--- Begin ---

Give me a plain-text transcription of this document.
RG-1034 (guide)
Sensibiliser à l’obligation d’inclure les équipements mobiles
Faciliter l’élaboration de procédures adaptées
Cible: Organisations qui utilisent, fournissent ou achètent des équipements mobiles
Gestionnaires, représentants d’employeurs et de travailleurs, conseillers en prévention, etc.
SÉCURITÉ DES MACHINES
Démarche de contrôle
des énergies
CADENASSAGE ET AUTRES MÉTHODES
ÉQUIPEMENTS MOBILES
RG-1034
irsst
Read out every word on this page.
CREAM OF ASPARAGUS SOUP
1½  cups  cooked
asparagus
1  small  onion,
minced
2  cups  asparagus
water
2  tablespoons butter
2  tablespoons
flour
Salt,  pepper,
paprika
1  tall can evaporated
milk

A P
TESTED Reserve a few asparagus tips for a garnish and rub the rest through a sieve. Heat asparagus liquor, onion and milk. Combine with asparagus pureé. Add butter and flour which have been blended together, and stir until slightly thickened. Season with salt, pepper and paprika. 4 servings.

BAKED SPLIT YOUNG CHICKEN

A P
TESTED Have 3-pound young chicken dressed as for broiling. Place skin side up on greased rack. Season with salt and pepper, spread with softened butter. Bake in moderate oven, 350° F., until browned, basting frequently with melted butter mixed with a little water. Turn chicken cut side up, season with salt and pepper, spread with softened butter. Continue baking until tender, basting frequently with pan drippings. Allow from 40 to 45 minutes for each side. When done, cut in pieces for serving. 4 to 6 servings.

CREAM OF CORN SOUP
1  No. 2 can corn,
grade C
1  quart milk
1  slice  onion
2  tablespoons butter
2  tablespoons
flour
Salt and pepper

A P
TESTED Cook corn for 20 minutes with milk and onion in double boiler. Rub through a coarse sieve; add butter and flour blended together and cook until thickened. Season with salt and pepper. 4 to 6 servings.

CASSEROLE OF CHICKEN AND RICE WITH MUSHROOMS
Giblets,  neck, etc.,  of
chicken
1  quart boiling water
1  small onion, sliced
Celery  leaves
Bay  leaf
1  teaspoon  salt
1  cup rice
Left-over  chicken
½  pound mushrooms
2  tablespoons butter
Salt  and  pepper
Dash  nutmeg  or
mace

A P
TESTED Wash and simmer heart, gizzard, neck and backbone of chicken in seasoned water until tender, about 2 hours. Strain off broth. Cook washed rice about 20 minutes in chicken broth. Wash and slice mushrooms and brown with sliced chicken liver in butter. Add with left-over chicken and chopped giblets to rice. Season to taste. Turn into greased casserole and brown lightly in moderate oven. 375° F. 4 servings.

--- End ---

- _Problem description_
Which lines in the listing above hold the word "onion"? Show each of them.

- _Solution to the exercise_
1  small  onion,
TESTED Reserve a few asparagus tips for a garnish and rub the rest through a sieve. Heat asparagus liquor, onion and milk. Combine with asparagus pureé. Add butter and flour which have been blended together, and stir until slightly thickened. Season with salt, pepper and paprika. 4 servings.
1  slice  onion
TESTED Cook corn for 20 minutes with milk and onion in double boiler. Rub through a coarse sieve; add butter and flour blended together and cook until thickened. Season with salt and pepper. 4 to 6 servings.
1  small onion, sliced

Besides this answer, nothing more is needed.